- [Exercise goal]
Produce a verbatim copy of the entries listed below.

[START Source material]

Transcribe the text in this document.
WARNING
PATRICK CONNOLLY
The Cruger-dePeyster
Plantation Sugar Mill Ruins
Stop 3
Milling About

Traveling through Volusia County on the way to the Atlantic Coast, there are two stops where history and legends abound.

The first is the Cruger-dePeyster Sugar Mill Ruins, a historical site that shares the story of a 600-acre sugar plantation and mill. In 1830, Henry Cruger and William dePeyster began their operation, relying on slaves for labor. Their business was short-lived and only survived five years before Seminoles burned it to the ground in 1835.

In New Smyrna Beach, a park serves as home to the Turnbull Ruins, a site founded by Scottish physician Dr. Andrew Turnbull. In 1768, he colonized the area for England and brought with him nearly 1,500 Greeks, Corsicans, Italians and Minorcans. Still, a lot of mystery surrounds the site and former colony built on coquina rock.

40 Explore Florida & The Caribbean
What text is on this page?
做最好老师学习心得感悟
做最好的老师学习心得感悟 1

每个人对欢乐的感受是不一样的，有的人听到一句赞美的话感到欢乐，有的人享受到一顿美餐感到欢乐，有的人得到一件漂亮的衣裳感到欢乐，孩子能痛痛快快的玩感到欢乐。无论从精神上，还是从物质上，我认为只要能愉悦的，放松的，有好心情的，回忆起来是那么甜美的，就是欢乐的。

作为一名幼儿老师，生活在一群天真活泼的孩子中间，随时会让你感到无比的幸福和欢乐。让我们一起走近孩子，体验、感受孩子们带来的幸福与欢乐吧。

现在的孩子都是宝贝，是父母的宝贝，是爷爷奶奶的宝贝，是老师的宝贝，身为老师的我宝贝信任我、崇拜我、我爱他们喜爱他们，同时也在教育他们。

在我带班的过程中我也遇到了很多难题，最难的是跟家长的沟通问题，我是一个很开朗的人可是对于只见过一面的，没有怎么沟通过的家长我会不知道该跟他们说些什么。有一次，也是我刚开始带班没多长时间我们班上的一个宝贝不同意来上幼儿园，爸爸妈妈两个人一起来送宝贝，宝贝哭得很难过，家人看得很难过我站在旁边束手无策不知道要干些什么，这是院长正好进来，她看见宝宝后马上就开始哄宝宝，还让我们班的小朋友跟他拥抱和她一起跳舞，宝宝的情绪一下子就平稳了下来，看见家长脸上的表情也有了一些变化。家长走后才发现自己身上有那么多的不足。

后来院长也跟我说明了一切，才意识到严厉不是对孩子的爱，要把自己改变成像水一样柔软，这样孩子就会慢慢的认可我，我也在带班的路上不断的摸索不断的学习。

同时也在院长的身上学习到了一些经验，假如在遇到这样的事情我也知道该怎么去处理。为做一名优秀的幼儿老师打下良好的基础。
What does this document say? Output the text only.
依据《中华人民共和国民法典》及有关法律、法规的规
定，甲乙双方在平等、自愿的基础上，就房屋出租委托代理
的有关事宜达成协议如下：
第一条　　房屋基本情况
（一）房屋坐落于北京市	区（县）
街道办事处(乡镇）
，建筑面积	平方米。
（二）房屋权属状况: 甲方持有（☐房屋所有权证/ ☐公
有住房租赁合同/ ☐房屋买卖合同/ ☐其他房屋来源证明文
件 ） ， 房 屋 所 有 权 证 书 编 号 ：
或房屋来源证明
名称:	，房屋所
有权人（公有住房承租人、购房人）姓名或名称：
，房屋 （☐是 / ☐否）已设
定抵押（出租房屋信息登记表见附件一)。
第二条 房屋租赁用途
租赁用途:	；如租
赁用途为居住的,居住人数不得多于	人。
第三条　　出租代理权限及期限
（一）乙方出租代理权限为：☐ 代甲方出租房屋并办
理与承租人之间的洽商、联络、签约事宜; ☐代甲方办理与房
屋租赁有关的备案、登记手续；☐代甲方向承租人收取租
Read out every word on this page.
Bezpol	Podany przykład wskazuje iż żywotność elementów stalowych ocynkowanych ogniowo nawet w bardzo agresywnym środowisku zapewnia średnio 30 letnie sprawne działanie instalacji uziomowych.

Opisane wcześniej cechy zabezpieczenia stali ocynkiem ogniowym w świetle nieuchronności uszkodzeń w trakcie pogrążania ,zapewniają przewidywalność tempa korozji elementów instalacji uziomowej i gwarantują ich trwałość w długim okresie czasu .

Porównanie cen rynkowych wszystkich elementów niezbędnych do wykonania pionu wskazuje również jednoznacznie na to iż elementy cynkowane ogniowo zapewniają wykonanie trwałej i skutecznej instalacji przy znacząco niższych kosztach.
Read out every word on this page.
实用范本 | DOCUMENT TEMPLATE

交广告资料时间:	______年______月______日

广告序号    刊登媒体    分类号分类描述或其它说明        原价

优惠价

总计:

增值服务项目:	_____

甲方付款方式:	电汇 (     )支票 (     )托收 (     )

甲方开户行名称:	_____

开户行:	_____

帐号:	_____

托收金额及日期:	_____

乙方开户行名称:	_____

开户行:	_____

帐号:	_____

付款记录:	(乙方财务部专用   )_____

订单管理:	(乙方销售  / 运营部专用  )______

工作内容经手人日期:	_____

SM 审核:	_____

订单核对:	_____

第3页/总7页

[END Source material]

- [Output of the exercise]
Transcribe the text in this document.
WARNING
PATRICK CONNOLLY
The Cruger-dePeyster
Plantation Sugar Mill Ruins
Stop 3
Milling About

Traveling through Volusia County on the way to the Atlantic Coast, there are two stops where history and legends abound.

The first is the Cruger-dePeyster Sugar Mill Ruins, a historical site that shares the story of a 600-acre sugar plantation and mill. In 1830, Henry Cruger and William dePeyster began their operation, relying on slaves for labor. Their business was short-lived and only survived five years before Seminoles burned it to the ground in 1835.

In New Smyrna Beach, a park serves as home to the Turnbull Ruins, a site founded by Scottish physician Dr. Andrew Turnbull. In 1768, he colonized the area for England and brought with him nearly 1,500 Greeks, Corsicans, Italians and Minorcans. Still, a lot of mystery surrounds the site and former colony built on coquina rock.

40 Explore Florida & The Caribbean
What text is on this page?
做最好老师学习心得感悟
做最好的老师学习心得感悟 1

每个人对欢乐的感受是不一样的，有的人听到一句赞美的话感到欢乐，有的人享受到一顿美餐感到欢乐，有的人得到一件漂亮的衣裳感到欢乐，孩子能痛痛快快的玩感到欢乐。无论从精神上，还是从物质上，我认为只要能愉悦的，放松的，有好心情的，回忆起来是那么甜美的，就是欢乐的。

作为一名幼儿老师，生活在一群天真活泼的孩子中间，随时会让你感到无比的幸福和欢乐。让我们一起走近孩子，体验、感受孩子们带来的幸福与欢乐吧。

现在的孩子都是宝贝，是父母的宝贝，是爷爷奶奶的宝贝，是老师的宝贝，身为老师的我宝贝信任我、崇拜我、我爱他们喜爱他们，同时也在教育他们。

在我带班的过程中我也遇到了很多难题，最难的是跟家长的沟通问题，我是一个很开朗的人可是对于只见过一面的，没有怎么沟通过的家长我会不知道该跟他们说些什么。有一次，也是我刚开始带班没多长时间我们班上的一个宝贝不同意来上幼儿园，爸爸妈妈两个人一起来送宝贝，宝贝哭得很难过，家人看得很难过我站在旁边束手无策不知道要干些什么，这是院长正好进来，她看见宝宝后马上就开始哄宝宝，还让我们班的小朋友跟他拥抱和她一起跳舞，宝宝的情绪一下子就平稳了下来，看见家长脸上的表情也有了一些变化。家长走后才发现自己身上有那么多的不足。

后来院长也跟我说明了一切，才意识到严厉不是对孩子的爱，要把自己改变成像水一样柔软，这样孩子就会慢慢的认可我，我也在带班的路上不断的摸索不断的学习。

同时也在院长的身上学习到了一些经验，假如在遇到这样的事情我也知道该怎么去处理。为做一名优秀的幼儿老师打下良好的基础。
What does this document say? Output the text only.
依据《中华人民共和国民法典》及有关法律、法规的规
定，甲乙双方在平等、自愿的基础上，就房屋出租委托代理
的有关事宜达成协议如下：
第一条　　房屋基本情况
（一）房屋坐落于北京市	区（县）
街道办事处(乡镇）
，建筑面积	平方米。
（二）房屋权属状况: 甲方持有（☐房屋所有权证/ ☐公
有住房租赁合同/ ☐房屋买卖合同/ ☐其他房屋来源证明文
件 ） ， 房 屋 所 有 权 证 书 编 号 ：
或房屋来源证明
名称:	，房屋所
有权人（公有住房承租人、购房人）姓名或名称：
，房屋 （☐是 / ☐否）已设
定抵押（出租房屋信息登记表见附件一)。
第二条 房屋租赁用途
租赁用途:	；如租
赁用途为居住的,居住人数不得多于	人。
第三条　　出租代理权限及期限
（一）乙方出租代理权限为：☐ 代甲方出租房屋并办
理与承租人之间的洽商、联络、签约事宜; ☐代甲方办理与房
屋租赁有关的备案、登记手续；☐代甲方向承租人收取租
Read out every word on this page.
Bezpol	Podany przykład wskazuje iż żywotność elementów stalowych ocynkowanych ogniowo nawet w bardzo agresywnym środowisku zapewnia średnio 30 letnie sprawne działanie instalacji uziomowych.

Opisane wcześniej cechy zabezpieczenia stali ocynkiem ogniowym w świetle nieuchronności uszkodzeń w trakcie pogrążania ,zapewniają przewidywalność tempa korozji elementów instalacji uziomowej i gwarantują ich trwałość w długim okresie czasu .

Porównanie cen rynkowych wszystkich elementów niezbędnych do wykonania pionu wskazuje również jednoznacznie na to iż elementy cynkowane ogniowo zapewniają wykonanie trwałej i skutecznej instalacji przy znacząco niższych kosztach.
Read out every word on this page.
实用范本 | DOCUMENT TEMPLATE

交广告资料时间:	______年______月______日

广告序号    刊登媒体    分类号分类描述或其它说明        原价

优惠价

总计:

增值服务项目:	_____

甲方付款方式:	电汇 (     )支票 (     )托收 (     )

甲方开户行名称:	_____

开户行:	_____

帐号:	_____

托收金额及日期:	_____

乙方开户行名称:	_____

开户行:	_____

帐号:	_____

付款记录:	(乙方财务部专用   )_____

订单管理:	(乙方销售  / 运营部专用  )______

工作内容经手人日期:	_____

SM 审核:	_____

订单核对:	_____

第3页/总7页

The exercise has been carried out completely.